WHAT TO DO:
Return all of the data exactly as written, without the pictures.

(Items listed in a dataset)
____

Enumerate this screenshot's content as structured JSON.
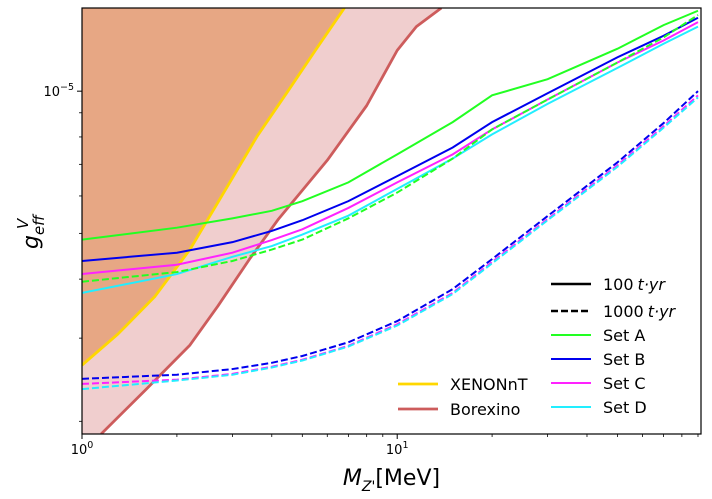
{
  "chart_data": {
    "type": "line",
    "title": "",
    "xlabel": "M_{Z'}[MeV]",
    "ylabel": "g_eff^V",
    "xscale": "log",
    "yscale": "log",
    "xlim": [
      1.0,
      92.0
    ],
    "ylim": [
      1.88e-06,
      1.5e-05
    ],
    "xticks": [
      {
        "value": 1,
        "label": "10^0"
      },
      {
        "value": 10,
        "label": "10^1"
      }
    ],
    "yticks": [
      {
        "value": 1e-05,
        "label": "10^-5"
      }
    ],
    "bands": [
      {
        "name": "XENONnT",
        "color": "#FFD700",
        "fill": "#EDAF6A",
        "opacity": 0.7,
        "x": [
          1.0,
          1.3,
          1.7,
          2.2,
          2.8,
          3.6,
          4.5,
          5.5,
          6.8
        ],
        "y": [
          2.63e-06,
          3.06e-06,
          3.67e-06,
          4.62e-06,
          6.06e-06,
          8.04e-06,
          1e-05,
          1.22e-05,
          1.5e-05
        ]
      },
      {
        "name": "Borexino",
        "color": "#CD5C5C",
        "fill": "#CD5C5C",
        "opacity": 0.3,
        "x": [
          1.15,
          1.6,
          2.2,
          2.7,
          3.4,
          4.2,
          6.0,
          8.0,
          10.0,
          11.5,
          13.8
        ],
        "y": [
          1.88e-06,
          2.34e-06,
          2.9e-06,
          3.51e-06,
          4.41e-06,
          5.36e-06,
          7.14e-06,
          9.32e-06,
          1.22e-05,
          1.37e-05,
          1.5e-05
        ]
      }
    ],
    "series": [
      {
        "name": "Set A 100 t·yr",
        "set": "Set A",
        "exposure": "100 t·yr",
        "color": "#22FF22",
        "dash": "solid",
        "x": [
          1,
          2,
          3,
          4,
          5,
          7,
          10,
          15,
          20,
          30,
          50,
          70,
          90
        ],
        "y": [
          4.85e-06,
          5.14e-06,
          5.38e-06,
          5.58e-06,
          5.85e-06,
          6.41e-06,
          7.35e-06,
          8.6e-06,
          9.8e-06,
          1.06e-05,
          1.23e-05,
          1.38e-05,
          1.48e-05
        ]
      },
      {
        "name": "Set B 100 t·yr",
        "set": "Set B",
        "exposure": "100 t·yr",
        "color": "#0000EE",
        "dash": "solid",
        "x": [
          1,
          2,
          3,
          4,
          5,
          7,
          10,
          15,
          20,
          30,
          50,
          70,
          90
        ],
        "y": [
          4.37e-06,
          4.55e-06,
          4.79e-06,
          5.06e-06,
          5.33e-06,
          5.85e-06,
          6.61e-06,
          7.6e-06,
          8.6e-06,
          9.9e-06,
          1.18e-05,
          1.31e-05,
          1.43e-05
        ]
      },
      {
        "name": "Set C 100 t·yr",
        "set": "Set C",
        "exposure": "100 t·yr",
        "color": "#FF22FF",
        "dash": "solid",
        "x": [
          1,
          2,
          3,
          4,
          5,
          7,
          10,
          15,
          20,
          30,
          50,
          70,
          90
        ],
        "y": [
          4.1e-06,
          4.29e-06,
          4.55e-06,
          4.84e-06,
          5.1e-06,
          5.66e-06,
          6.41e-06,
          7.35e-06,
          8.3e-06,
          9.6e-06,
          1.15e-05,
          1.28e-05,
          1.4e-05
        ]
      },
      {
        "name": "Set D 100 t·yr",
        "set": "Set D",
        "exposure": "100 t·yr",
        "color": "#22EEFF",
        "dash": "solid",
        "x": [
          1,
          2,
          3,
          4,
          5,
          7,
          10,
          15,
          20,
          30,
          50,
          70,
          90
        ],
        "y": [
          3.74e-06,
          4.1e-06,
          4.46e-06,
          4.7e-06,
          4.97e-06,
          5.45e-06,
          6.21e-06,
          7.2e-06,
          8.1e-06,
          9.4e-06,
          1.12e-05,
          1.26e-05,
          1.37e-05
        ]
      },
      {
        "name": "Set A 1000 t·yr",
        "set": "Set A",
        "exposure": "1000 t·yr",
        "color": "#22FF22",
        "dash": "dashed",
        "x": [
          1,
          2,
          3,
          4,
          5,
          7,
          10,
          15,
          20,
          30,
          50,
          70,
          90
        ],
        "y": [
          3.95e-06,
          4.14e-06,
          4.37e-06,
          4.62e-06,
          4.85e-06,
          5.38e-06,
          6.1e-06,
          7.2e-06,
          8.3e-06,
          9.6e-06,
          1.15e-05,
          1.3e-05,
          1.45e-05
        ]
      },
      {
        "name": "Set B 1000 t·yr",
        "set": "Set B",
        "exposure": "1000 t·yr",
        "color": "#0000EE",
        "dash": "dashed",
        "x": [
          1,
          2,
          3,
          4,
          5,
          7,
          10,
          15,
          20,
          30,
          50,
          70,
          90
        ],
        "y": [
          2.46e-06,
          2.51e-06,
          2.58e-06,
          2.66e-06,
          2.75e-06,
          2.94e-06,
          3.26e-06,
          3.81e-06,
          4.41e-06,
          5.44e-06,
          7.07e-06,
          8.56e-06,
          1e-05
        ]
      },
      {
        "name": "Set C 1000 t·yr",
        "set": "Set C",
        "exposure": "1000 t·yr",
        "color": "#FF22FF",
        "dash": "dashed",
        "x": [
          1,
          2,
          3,
          4,
          5,
          7,
          10,
          15,
          20,
          30,
          50,
          70,
          90
        ],
        "y": [
          2.4e-06,
          2.45e-06,
          2.52e-06,
          2.61e-06,
          2.7e-06,
          2.89e-06,
          3.21e-06,
          3.74e-06,
          4.35e-06,
          5.36e-06,
          6.97e-06,
          8.43e-06,
          9.8e-06
        ]
      },
      {
        "name": "Set D 1000 t·yr",
        "set": "Set D",
        "exposure": "1000 t·yr",
        "color": "#22EEFF",
        "dash": "dashed",
        "x": [
          1,
          2,
          3,
          4,
          5,
          7,
          10,
          15,
          20,
          30,
          50,
          70,
          90
        ],
        "y": [
          2.34e-06,
          2.44e-06,
          2.51e-06,
          2.6e-06,
          2.69e-06,
          2.88e-06,
          3.19e-06,
          3.72e-06,
          4.32e-06,
          5.33e-06,
          6.92e-06,
          8.37e-06,
          9.7e-06
        ]
      }
    ],
    "legend": {
      "placement": "bottom-right",
      "style_entries": [
        {
          "label": "100 t·yr",
          "color": "#000000",
          "dash": "solid"
        },
        {
          "label": "1000 t·yr",
          "color": "#000000",
          "dash": "dashed"
        }
      ],
      "set_entries": [
        {
          "label": "Set A",
          "color": "#22FF22"
        },
        {
          "label": "Set B",
          "color": "#0000EE"
        },
        {
          "label": "Set C",
          "color": "#FF22FF"
        },
        {
          "label": "Set D",
          "color": "#22EEFF"
        }
      ],
      "band_entries": [
        {
          "label": "XENONnT",
          "color": "#FFD700"
        },
        {
          "label": "Borexino",
          "color": "#CD5C5C"
        }
      ]
    }
  }
}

____

EXERCISE OUTPUT:
Enumerate this screenshot's content as structured JSON.
{
  "chart_data": {
    "type": "line",
    "title": "",
    "xlabel": "M_{Z'}[MeV]",
    "ylabel": "g_eff^V",
    "xscale": "log",
    "yscale": "log",
    "xlim": [
      1.0,
      92.0
    ],
    "ylim": [
      1.88e-06,
      1.5e-05
    ],
    "xticks": [
      {
        "value": 1,
        "label": "10^0"
      },
      {
        "value": 10,
        "label": "10^1"
      }
    ],
    "yticks": [
      {
        "value": 1e-05,
        "label": "10^-5"
      }
    ],
    "bands": [
      {
        "name": "XENONnT",
        "color": "#FFD700",
        "fill": "#EDAF6A",
        "opacity": 0.7,
        "x": [
          1.0,
          1.3,
          1.7,
          2.2,
          2.8,
          3.6,
          4.5,
          5.5,
          6.8
        ],
        "y": [
          2.63e-06,
          3.06e-06,
          3.67e-06,
          4.62e-06,
          6.06e-06,
          8.04e-06,
          1e-05,
          1.22e-05,
          1.5e-05
        ]
      },
      {
        "name": "Borexino",
        "color": "#CD5C5C",
        "fill": "#CD5C5C",
        "opacity": 0.3,
        "x": [
          1.15,
          1.6,
          2.2,
          2.7,
          3.4,
          4.2,
          6.0,
          8.0,
          10.0,
          11.5,
          13.8
        ],
        "y": [
          1.88e-06,
          2.34e-06,
          2.9e-06,
          3.51e-06,
          4.41e-06,
          5.36e-06,
          7.14e-06,
          9.32e-06,
          1.22e-05,
          1.37e-05,
          1.5e-05
        ]
      }
    ],
    "series": [
      {
        "name": "Set A 100 t·yr",
        "set": "Set A",
        "exposure": "100 t·yr",
        "color": "#22FF22",
        "dash": "solid",
        "x": [
          1,
          2,
          3,
          4,
          5,
          7,
          10,
          15,
          20,
          30,
          50,
          70,
          90
        ],
        "y": [
          4.85e-06,
          5.14e-06,
          5.38e-06,
          5.58e-06,
          5.85e-06,
          6.41e-06,
          7.35e-06,
          8.6e-06,
          9.8e-06,
          1.06e-05,
          1.23e-05,
          1.38e-05,
          1.48e-05
        ]
      },
      {
        "name": "Set B 100 t·yr",
        "set": "Set B",
        "exposure": "100 t·yr",
        "color": "#0000EE",
        "dash": "solid",
        "x": [
          1,
          2,
          3,
          4,
          5,
          7,
          10,
          15,
          20,
          30,
          50,
          70,
          90
        ],
        "y": [
          4.37e-06,
          4.55e-06,
          4.79e-06,
          5.06e-06,
          5.33e-06,
          5.85e-06,
          6.61e-06,
          7.6e-06,
          8.6e-06,
          9.9e-06,
          1.18e-05,
          1.31e-05,
          1.43e-05
        ]
      },
      {
        "name": "Set C 100 t·yr",
        "set": "Set C",
        "exposure": "100 t·yr",
        "color": "#FF22FF",
        "dash": "solid",
        "x": [
          1,
          2,
          3,
          4,
          5,
          7,
          10,
          15,
          20,
          30,
          50,
          70,
          90
        ],
        "y": [
          4.1e-06,
          4.29e-06,
          4.55e-06,
          4.84e-06,
          5.1e-06,
          5.66e-06,
          6.41e-06,
          7.35e-06,
          8.3e-06,
          9.6e-06,
          1.15e-05,
          1.28e-05,
          1.4e-05
        ]
      },
      {
        "name": "Set D 100 t·yr",
        "set": "Set D",
        "exposure": "100 t·yr",
        "color": "#22EEFF",
        "dash": "solid",
        "x": [
          1,
          2,
          3,
          4,
          5,
          7,
          10,
          15,
          20,
          30,
          50,
          70,
          90
        ],
        "y": [
          3.74e-06,
          4.1e-06,
          4.46e-06,
          4.7e-06,
          4.97e-06,
          5.45e-06,
          6.21e-06,
          7.2e-06,
          8.1e-06,
          9.4e-06,
          1.12e-05,
          1.26e-05,
          1.37e-05
        ]
      },
      {
        "name": "Set A 1000 t·yr",
        "set": "Set A",
        "exposure": "1000 t·yr",
        "color": "#22FF22",
        "dash": "dashed",
        "x": [
          1,
          2,
          3,
          4,
          5,
          7,
          10,
          15,
          20,
          30,
          50,
          70,
          90
        ],
        "y": [
          3.95e-06,
          4.14e-06,
          4.37e-06,
          4.62e-06,
          4.85e-06,
          5.38e-06,
          6.1e-06,
          7.2e-06,
          8.3e-06,
          9.6e-06,
          1.15e-05,
          1.3e-05,
          1.45e-05
        ]
      },
      {
        "name": "Set B 1000 t·yr",
        "set": "Set B",
        "exposure": "1000 t·yr",
        "color": "#0000EE",
        "dash": "dashed",
        "x": [
          1,
          2,
          3,
          4,
          5,
          7,
          10,
          15,
          20,
          30,
          50,
          70,
          90
        ],
        "y": [
          2.46e-06,
          2.51e-06,
          2.58e-06,
          2.66e-06,
          2.75e-06,
          2.94e-06,
          3.26e-06,
          3.81e-06,
          4.41e-06,
          5.44e-06,
          7.07e-06,
          8.56e-06,
          1e-05
        ]
      },
      {
        "name": "Set C 1000 t·yr",
        "set": "Set C",
        "exposure": "1000 t·yr",
        "color": "#FF22FF",
        "dash": "dashed",
        "x": [
          1,
          2,
          3,
          4,
          5,
          7,
          10,
          15,
          20,
          30,
          50,
          70,
          90
        ],
        "y": [
          2.4e-06,
          2.45e-06,
          2.52e-06,
          2.61e-06,
          2.7e-06,
          2.89e-06,
          3.21e-06,
          3.74e-06,
          4.35e-06,
          5.36e-06,
          6.97e-06,
          8.43e-06,
          9.8e-06
        ]
      },
      {
        "name": "Set D 1000 t·yr",
        "set": "Set D",
        "exposure": "1000 t·yr",
        "color": "#22EEFF",
        "dash": "dashed",
        "x": [
          1,
          2,
          3,
          4,
          5,
          7,
          10,
          15,
          20,
          30,
          50,
          70,
          90
        ],
        "y": [
          2.34e-06,
          2.44e-06,
          2.51e-06,
          2.6e-06,
          2.69e-06,
          2.88e-06,
          3.19e-06,
          3.72e-06,
          4.32e-06,
          5.33e-06,
          6.92e-06,
          8.37e-06,
          9.7e-06
        ]
      }
    ],
    "legend": {
      "placement": "bottom-right",
      "style_entries": [
        {
          "label": "100 t·yr",
          "color": "#000000",
          "dash": "solid"
        },
        {
          "label": "1000 t·yr",
          "color": "#000000",
          "dash": "dashed"
        }
      ],
      "set_entries": [
        {
          "label": "Set A",
          "color": "#22FF22"
        },
        {
          "label": "Set B",
          "color": "#0000EE"
        },
        {
          "label": "Set C",
          "color": "#FF22FF"
        },
        {
          "label": "Set D",
          "color": "#22EEFF"
        }
      ],
      "band_entries": [
        {
          "label": "XENONnT",
          "color": "#FFD700"
        },
        {
          "label": "Borexino",
          "color": "#CD5C5C"
        }
      ]
    }
  }
}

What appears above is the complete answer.